[Dataset rows about figures]
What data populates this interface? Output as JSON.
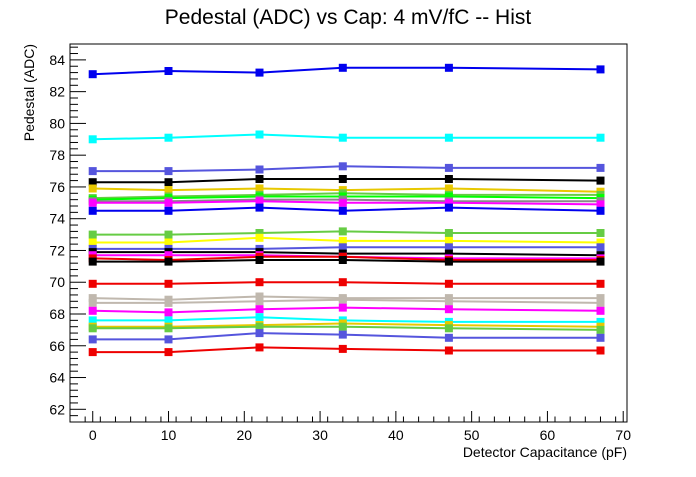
{
  "chart_data": {
    "type": "line",
    "title": "Pedestal (ADC) vs Cap: 4 mV/fC -- Hist",
    "xlabel": "Detector Capacitance (pF)",
    "ylabel": "Pedestal (ADC)",
    "xlim": [
      -3,
      70.5
    ],
    "ylim": [
      61.2,
      85.0
    ],
    "xticks": [
      0,
      10,
      20,
      30,
      40,
      50,
      60,
      70
    ],
    "yticks": [
      62,
      64,
      66,
      68,
      70,
      72,
      74,
      76,
      78,
      80,
      82,
      84
    ],
    "grid": false,
    "legend": "none",
    "marker": "square",
    "x": [
      0,
      10,
      22,
      33,
      47,
      67
    ],
    "series": [
      {
        "color": "#0000ee",
        "values": [
          83.1,
          83.3,
          83.2,
          83.5,
          83.5,
          83.4
        ]
      },
      {
        "color": "#00ffff",
        "values": [
          79.0,
          79.1,
          79.3,
          79.1,
          79.1,
          79.1
        ]
      },
      {
        "color": "#5555dd",
        "values": [
          77.0,
          77.0,
          77.1,
          77.3,
          77.2,
          77.2
        ]
      },
      {
        "color": "#000000",
        "values": [
          76.3,
          76.3,
          76.5,
          76.5,
          76.5,
          76.4
        ]
      },
      {
        "color": "#e8c800",
        "values": [
          75.9,
          75.8,
          75.9,
          75.8,
          75.9,
          75.7
        ]
      },
      {
        "color": "#66cc44",
        "values": [
          75.3,
          75.4,
          75.5,
          75.6,
          75.5,
          75.5
        ]
      },
      {
        "color": "#00ff00",
        "values": [
          75.2,
          75.3,
          75.4,
          75.4,
          75.4,
          75.3
        ]
      },
      {
        "color": "#888888",
        "values": [
          75.1,
          75.1,
          75.2,
          75.2,
          75.1,
          75.1
        ]
      },
      {
        "color": "#ff00ff",
        "values": [
          75.0,
          75.0,
          75.1,
          75.0,
          75.0,
          74.9
        ]
      },
      {
        "color": "#0000ee",
        "values": [
          74.5,
          74.5,
          74.7,
          74.5,
          74.7,
          74.5
        ]
      },
      {
        "color": "#66cc44",
        "values": [
          73.0,
          73.0,
          73.1,
          73.2,
          73.1,
          73.1
        ]
      },
      {
        "color": "#ffff00",
        "values": [
          72.5,
          72.5,
          72.8,
          72.6,
          72.6,
          72.5
        ]
      },
      {
        "color": "#5555dd",
        "values": [
          72.1,
          72.1,
          72.1,
          72.2,
          72.2,
          72.2
        ]
      },
      {
        "color": "#000000",
        "values": [
          71.9,
          71.9,
          71.9,
          71.8,
          71.8,
          71.7
        ]
      },
      {
        "color": "#ff00ff",
        "values": [
          71.7,
          71.7,
          71.7,
          71.6,
          71.5,
          71.5
        ]
      },
      {
        "color": "#ee0000",
        "values": [
          71.5,
          71.4,
          71.6,
          71.6,
          71.4,
          71.4
        ]
      },
      {
        "color": "#000000",
        "values": [
          71.3,
          71.3,
          71.4,
          71.4,
          71.3,
          71.3
        ]
      },
      {
        "color": "#ee0000",
        "values": [
          69.9,
          69.9,
          70.0,
          70.0,
          69.9,
          69.9
        ]
      },
      {
        "color": "#c0b8ae",
        "values": [
          69.0,
          68.9,
          69.1,
          69.0,
          69.0,
          69.0
        ]
      },
      {
        "color": "#c0b8ae",
        "values": [
          68.7,
          68.7,
          68.8,
          68.9,
          68.8,
          68.7
        ]
      },
      {
        "color": "#ff00ff",
        "values": [
          68.2,
          68.1,
          68.3,
          68.4,
          68.3,
          68.2
        ]
      },
      {
        "color": "#00ffff",
        "values": [
          67.6,
          67.6,
          67.8,
          67.6,
          67.5,
          67.5
        ]
      },
      {
        "color": "#e8c800",
        "values": [
          67.2,
          67.2,
          67.3,
          67.4,
          67.3,
          67.2
        ]
      },
      {
        "color": "#66cc44",
        "values": [
          67.1,
          67.1,
          67.2,
          67.2,
          67.1,
          67.0
        ]
      },
      {
        "color": "#5555dd",
        "values": [
          66.4,
          66.4,
          66.8,
          66.7,
          66.5,
          66.5
        ]
      },
      {
        "color": "#ee0000",
        "values": [
          65.6,
          65.6,
          65.9,
          65.8,
          65.7,
          65.7
        ]
      }
    ]
  }
}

TASK DESCRIPTION -
Images must not appear in the copy; reproduce everything else in the records verbatim.

SOLUTION FOR THIS PROBLEM -
What data populates this interface? Output as JSON.
{
  "chart_data": {
    "type": "line",
    "title": "Pedestal (ADC) vs Cap: 4 mV/fC -- Hist",
    "xlabel": "Detector Capacitance (pF)",
    "ylabel": "Pedestal (ADC)",
    "xlim": [
      -3,
      70.5
    ],
    "ylim": [
      61.2,
      85.0
    ],
    "xticks": [
      0,
      10,
      20,
      30,
      40,
      50,
      60,
      70
    ],
    "yticks": [
      62,
      64,
      66,
      68,
      70,
      72,
      74,
      76,
      78,
      80,
      82,
      84
    ],
    "grid": false,
    "legend": "none",
    "marker": "square",
    "x": [
      0,
      10,
      22,
      33,
      47,
      67
    ],
    "series": [
      {
        "color": "#0000ee",
        "values": [
          83.1,
          83.3,
          83.2,
          83.5,
          83.5,
          83.4
        ]
      },
      {
        "color": "#00ffff",
        "values": [
          79.0,
          79.1,
          79.3,
          79.1,
          79.1,
          79.1
        ]
      },
      {
        "color": "#5555dd",
        "values": [
          77.0,
          77.0,
          77.1,
          77.3,
          77.2,
          77.2
        ]
      },
      {
        "color": "#000000",
        "values": [
          76.3,
          76.3,
          76.5,
          76.5,
          76.5,
          76.4
        ]
      },
      {
        "color": "#e8c800",
        "values": [
          75.9,
          75.8,
          75.9,
          75.8,
          75.9,
          75.7
        ]
      },
      {
        "color": "#66cc44",
        "values": [
          75.3,
          75.4,
          75.5,
          75.6,
          75.5,
          75.5
        ]
      },
      {
        "color": "#00ff00",
        "values": [
          75.2,
          75.3,
          75.4,
          75.4,
          75.4,
          75.3
        ]
      },
      {
        "color": "#888888",
        "values": [
          75.1,
          75.1,
          75.2,
          75.2,
          75.1,
          75.1
        ]
      },
      {
        "color": "#ff00ff",
        "values": [
          75.0,
          75.0,
          75.1,
          75.0,
          75.0,
          74.9
        ]
      },
      {
        "color": "#0000ee",
        "values": [
          74.5,
          74.5,
          74.7,
          74.5,
          74.7,
          74.5
        ]
      },
      {
        "color": "#66cc44",
        "values": [
          73.0,
          73.0,
          73.1,
          73.2,
          73.1,
          73.1
        ]
      },
      {
        "color": "#ffff00",
        "values": [
          72.5,
          72.5,
          72.8,
          72.6,
          72.6,
          72.5
        ]
      },
      {
        "color": "#5555dd",
        "values": [
          72.1,
          72.1,
          72.1,
          72.2,
          72.2,
          72.2
        ]
      },
      {
        "color": "#000000",
        "values": [
          71.9,
          71.9,
          71.9,
          71.8,
          71.8,
          71.7
        ]
      },
      {
        "color": "#ff00ff",
        "values": [
          71.7,
          71.7,
          71.7,
          71.6,
          71.5,
          71.5
        ]
      },
      {
        "color": "#ee0000",
        "values": [
          71.5,
          71.4,
          71.6,
          71.6,
          71.4,
          71.4
        ]
      },
      {
        "color": "#000000",
        "values": [
          71.3,
          71.3,
          71.4,
          71.4,
          71.3,
          71.3
        ]
      },
      {
        "color": "#ee0000",
        "values": [
          69.9,
          69.9,
          70.0,
          70.0,
          69.9,
          69.9
        ]
      },
      {
        "color": "#c0b8ae",
        "values": [
          69.0,
          68.9,
          69.1,
          69.0,
          69.0,
          69.0
        ]
      },
      {
        "color": "#c0b8ae",
        "values": [
          68.7,
          68.7,
          68.8,
          68.9,
          68.8,
          68.7
        ]
      },
      {
        "color": "#ff00ff",
        "values": [
          68.2,
          68.1,
          68.3,
          68.4,
          68.3,
          68.2
        ]
      },
      {
        "color": "#00ffff",
        "values": [
          67.6,
          67.6,
          67.8,
          67.6,
          67.5,
          67.5
        ]
      },
      {
        "color": "#e8c800",
        "values": [
          67.2,
          67.2,
          67.3,
          67.4,
          67.3,
          67.2
        ]
      },
      {
        "color": "#66cc44",
        "values": [
          67.1,
          67.1,
          67.2,
          67.2,
          67.1,
          67.0
        ]
      },
      {
        "color": "#5555dd",
        "values": [
          66.4,
          66.4,
          66.8,
          66.7,
          66.5,
          66.5
        ]
      },
      {
        "color": "#ee0000",
        "values": [
          65.6,
          65.6,
          65.9,
          65.8,
          65.7,
          65.7
        ]
      }
    ]
  }
}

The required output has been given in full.